▸ Textabschnitt:
___

Berlin - Als Konsequenz aus der Atomkatastrophe in Japan will die deutsche Bundesregierung einige ältere Atomkraftwerke zumindest vorübergehend sofort abschalten lassen. Bundeskanzlerin Angela Merkel (CDU) und Außenminister Guido Westerwelle (FDP) kündigten am Montag in Berlin an, dass die im vorigen Jahr von der schwarz-gelben Koalition in Deutschland durchgesetzte Verlängerung der Laufzeiten für drei Monate ausgesetzt wird.

Auf die Frage, ob damit Atomkraftwerke vom Netz müssten, die ihre Reststrommengen nach dem alten rot-grünen Ausstiegsbeschluss bereits aufgebraucht hätten, sagte Merkel: "Das wäre die Konsequenz, ja. Sonst wäre es ja kein Moratorium". Zum Zeitpunkt sagte die Kanzlerin: "Ich würde mal sagen, wenn wir mit den Kernkraftwerks-Betreibern gesprochen haben."

Dies betrifft das Kraftwerk Bilis A in Hessen und das AKW Neckarwestheim I in Baden-Württemberg. In Baden-Württemberg wird am 27. März ein neuer Landtag gewählt. Aber auch das bayerische AKW Isar 1 (Isar I) könnte abgeschaltet werden:

Bayerns Umweltminister will grenznahes AKW Isar I abschalten

Bayerns Umweltminister Markus Söder (CSU) will das umstrittene Kernkraftwerk Isar I (Isar 1) abschalten. Das sagte Söder nach Angaben informierter Kreise am Montag bei einer Telefon-Besprechung des CSU-Präsidiums. Dafür habe er Beifall erhalten.

Isar I liegt keine 100 Kilometer von der österreichischen Grenze entfernt. Daher hatte es auch in österreich zuletzt vehemente Forderungen gegeben, das AKW stillzulegen. "Wir wollen ein sicherheitstechnisches Aufrüsten oder die Abschaltung", sagte beispielsweise Umweltminister Niki Berlakovich (ÖVP) am Sonntag in der ORF-"Pressestunde".

Es handle sich um einen alten Reaktor. Bei einem möglichen Unfall - über Isar 1 verläuft die Einflugssschneise zum Flughafen München - könnte Radioaktivität über die Isar zur Donau und damit auch nach Österreich gelangen.

Merkel: Keine Rückkehr zu rot-grünem Atomausstieg

Merkel hat aber eine Rückkehr zu dem unter Rot-Grün vereinbarten Atomausstieg ausgeschlossen. "Es wird nicht das rot-grüne Energiekonzept herauskommen, weil das nicht ehrlich ist", sagte Merkel am Montagabend im ZDF.

Gleichzeitig betonte sie, bei der von ihr angekündigten Suche nach einem neuen Konzept werde es "absolut keine Tabus geben". "Es muss über alles gesprochen werden", sagte sie auf die Frage, ob Atomkraftwerke ohne ausreichenden Schutz bei Flugzeugabstürzen dauerhaft abgeschaltet werden sollen. Sie schließe nichts aus. Entscheidungen würden am Ende des am Montag verkündeten dreimonatigen Moratoriums fallen.

___

[Zeilen mit räumlichen Annotationen]

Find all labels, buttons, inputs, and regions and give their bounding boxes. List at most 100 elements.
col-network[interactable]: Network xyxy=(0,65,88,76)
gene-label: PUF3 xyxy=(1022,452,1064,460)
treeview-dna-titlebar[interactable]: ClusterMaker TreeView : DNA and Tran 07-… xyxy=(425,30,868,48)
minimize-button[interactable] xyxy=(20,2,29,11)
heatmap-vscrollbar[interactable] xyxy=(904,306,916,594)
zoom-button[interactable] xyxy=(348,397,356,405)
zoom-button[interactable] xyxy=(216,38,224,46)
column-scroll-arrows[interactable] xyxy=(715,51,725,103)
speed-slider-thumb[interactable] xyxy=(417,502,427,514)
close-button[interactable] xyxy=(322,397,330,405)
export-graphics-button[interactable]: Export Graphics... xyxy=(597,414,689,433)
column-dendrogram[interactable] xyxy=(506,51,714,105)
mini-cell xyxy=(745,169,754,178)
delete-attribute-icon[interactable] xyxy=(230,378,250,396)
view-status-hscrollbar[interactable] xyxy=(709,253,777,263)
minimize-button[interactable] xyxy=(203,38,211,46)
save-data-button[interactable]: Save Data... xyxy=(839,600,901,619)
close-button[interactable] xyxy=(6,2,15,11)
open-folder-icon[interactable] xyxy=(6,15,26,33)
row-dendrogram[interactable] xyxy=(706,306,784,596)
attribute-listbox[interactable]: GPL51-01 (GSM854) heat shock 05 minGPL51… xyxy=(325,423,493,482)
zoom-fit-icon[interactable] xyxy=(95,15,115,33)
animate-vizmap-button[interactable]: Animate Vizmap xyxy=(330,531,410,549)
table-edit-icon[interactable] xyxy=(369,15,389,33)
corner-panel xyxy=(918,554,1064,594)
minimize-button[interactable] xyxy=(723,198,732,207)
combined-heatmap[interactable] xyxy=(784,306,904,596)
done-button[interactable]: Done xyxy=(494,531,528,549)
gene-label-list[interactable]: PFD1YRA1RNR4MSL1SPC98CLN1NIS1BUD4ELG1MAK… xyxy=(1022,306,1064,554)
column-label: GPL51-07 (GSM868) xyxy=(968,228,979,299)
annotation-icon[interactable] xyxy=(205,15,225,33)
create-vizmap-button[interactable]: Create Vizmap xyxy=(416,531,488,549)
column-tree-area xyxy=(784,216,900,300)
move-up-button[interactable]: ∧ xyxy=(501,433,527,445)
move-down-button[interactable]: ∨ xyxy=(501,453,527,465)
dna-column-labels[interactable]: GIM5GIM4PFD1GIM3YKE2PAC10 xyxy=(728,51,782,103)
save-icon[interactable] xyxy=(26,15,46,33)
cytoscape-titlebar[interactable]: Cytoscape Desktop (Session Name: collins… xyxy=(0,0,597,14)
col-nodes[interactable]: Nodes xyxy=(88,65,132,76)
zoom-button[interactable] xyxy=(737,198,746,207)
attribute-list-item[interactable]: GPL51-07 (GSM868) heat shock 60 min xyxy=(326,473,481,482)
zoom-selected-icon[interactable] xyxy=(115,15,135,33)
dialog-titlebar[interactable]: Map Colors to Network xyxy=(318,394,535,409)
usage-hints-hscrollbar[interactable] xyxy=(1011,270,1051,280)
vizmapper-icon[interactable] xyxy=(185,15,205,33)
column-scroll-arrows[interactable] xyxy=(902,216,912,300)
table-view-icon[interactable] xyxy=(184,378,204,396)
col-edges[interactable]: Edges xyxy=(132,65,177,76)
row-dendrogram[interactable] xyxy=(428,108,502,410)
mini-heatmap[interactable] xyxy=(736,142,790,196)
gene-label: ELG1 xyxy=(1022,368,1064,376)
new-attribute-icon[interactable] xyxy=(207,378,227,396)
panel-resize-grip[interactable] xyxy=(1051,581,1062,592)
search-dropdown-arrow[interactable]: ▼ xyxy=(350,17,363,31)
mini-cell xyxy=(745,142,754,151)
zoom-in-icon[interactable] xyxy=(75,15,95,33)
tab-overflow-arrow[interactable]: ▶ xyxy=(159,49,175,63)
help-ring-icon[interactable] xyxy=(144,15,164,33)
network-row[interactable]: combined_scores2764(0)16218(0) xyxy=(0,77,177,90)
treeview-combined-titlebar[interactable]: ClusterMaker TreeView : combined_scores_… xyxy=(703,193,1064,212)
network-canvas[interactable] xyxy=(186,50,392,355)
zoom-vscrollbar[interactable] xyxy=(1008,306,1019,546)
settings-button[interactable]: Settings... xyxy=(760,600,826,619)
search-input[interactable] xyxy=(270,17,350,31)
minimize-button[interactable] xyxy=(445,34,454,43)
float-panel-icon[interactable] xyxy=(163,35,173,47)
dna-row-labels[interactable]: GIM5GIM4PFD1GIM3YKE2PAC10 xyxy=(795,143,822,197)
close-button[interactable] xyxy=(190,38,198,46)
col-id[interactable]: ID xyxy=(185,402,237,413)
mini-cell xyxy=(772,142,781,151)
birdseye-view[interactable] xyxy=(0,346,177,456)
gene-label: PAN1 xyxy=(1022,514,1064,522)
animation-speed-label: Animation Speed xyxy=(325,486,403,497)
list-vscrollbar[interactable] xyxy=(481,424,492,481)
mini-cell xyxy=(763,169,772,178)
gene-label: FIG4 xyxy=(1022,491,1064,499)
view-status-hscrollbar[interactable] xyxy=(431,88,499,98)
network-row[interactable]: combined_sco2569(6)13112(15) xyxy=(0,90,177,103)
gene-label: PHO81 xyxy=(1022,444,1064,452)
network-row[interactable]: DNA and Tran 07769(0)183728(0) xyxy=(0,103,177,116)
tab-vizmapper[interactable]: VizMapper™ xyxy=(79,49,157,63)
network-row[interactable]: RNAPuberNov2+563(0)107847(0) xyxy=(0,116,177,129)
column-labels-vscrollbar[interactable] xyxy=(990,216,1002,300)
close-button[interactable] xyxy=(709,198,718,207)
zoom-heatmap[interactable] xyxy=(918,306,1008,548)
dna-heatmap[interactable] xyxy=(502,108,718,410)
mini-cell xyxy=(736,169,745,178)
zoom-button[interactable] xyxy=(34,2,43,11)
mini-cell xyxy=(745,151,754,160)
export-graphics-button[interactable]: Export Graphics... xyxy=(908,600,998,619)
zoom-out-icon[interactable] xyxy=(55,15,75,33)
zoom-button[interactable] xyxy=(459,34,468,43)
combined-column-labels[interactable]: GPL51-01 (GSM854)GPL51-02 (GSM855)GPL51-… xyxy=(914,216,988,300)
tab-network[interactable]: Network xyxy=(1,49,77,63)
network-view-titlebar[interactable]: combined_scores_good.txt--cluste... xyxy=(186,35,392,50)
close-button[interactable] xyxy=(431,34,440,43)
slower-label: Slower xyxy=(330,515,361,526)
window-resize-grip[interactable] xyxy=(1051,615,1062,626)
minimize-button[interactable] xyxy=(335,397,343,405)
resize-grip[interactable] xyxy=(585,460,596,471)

___

▸ Aufgabe: Setze den Text über das Atom-Moratorium nach seinem letzten Satz fort. Die Zeilen sind eigenständiges Material und gehören nicht zum Text über das Atom-Moratorium.

▸ Lösung:
"Moratorium ist keine Vertagung"

Westerwelle sagte: "Das Moratorium ist keine Vertagung, sondern das ändert die Lage." Der Vizekanzler betonte, die Regierung habe bei der Laufzeitenverlängerung keine Garantie für den Weiterbetrieb jedes einzelnen Atomkraftwerks gegeben. Merkel nannte keine Atommeiler, die nun womöglich vom Netz müssten. Infrage kämen dafür die beiden ältesten Atomkraftwerke: Biblis A in Hessen und Neckarwestheim I in Baden-Württemberg. Für die Inkraftsetzung des Moratoriums muss das Gesetz laut Merkel nicht geändert werden.

"Es gibt bei dieser Sicherheitsprüfung keine Tabus", sagte Westerwelle. Deutschland könne aber noch nicht auf die Atomkraft verzichten. Die im Durchschnitt 12 Jahre längeren Laufzeiten waren erst im Herbst beschlossen worden.

Debatte seit dem Wochenende

Die Katastrophe in Japan hatte im besonders atomkritischen Deutschland seit dem Wochenende für beträchtlicher Unruhe gesorgt. In dem Land gibt es seit Jahrzehnten eine starke Anti-Atombewegung. Die jetzigen Oppositionsparteien SPD und Grüne hatten im Jahr 2000 einen Atomausstieg durchgesetzt. Danach sollte jeder Reaktor nur noch eine Strommenge produzieren dürfen, die einer Gesamtlaufzeit von 32 Jahren entspricht.

Die ältesten der noch 17 deutschen Kernkraftwerke hätten daher schon abgeschaltet werden müssen, wenn Merkels seit 2009 regierende christlich-liberale Koalition das Atomgesetz nicht wieder geändert hätte. Die Änderung mit den längeren Laufzeiten trat zum Jahresbeginn in Kraft, gegen sie ist aber eine Klage mehrerer SPD-geführter Bundesländer vor dem Bundesverfassungsgericht anhängig. Das Atomthema spielt jetzt auch in den Wahlkampf hinein. In Baden-Württemberg und Rheinland-Pfalz werden am 27. März neue Landtage gewählt.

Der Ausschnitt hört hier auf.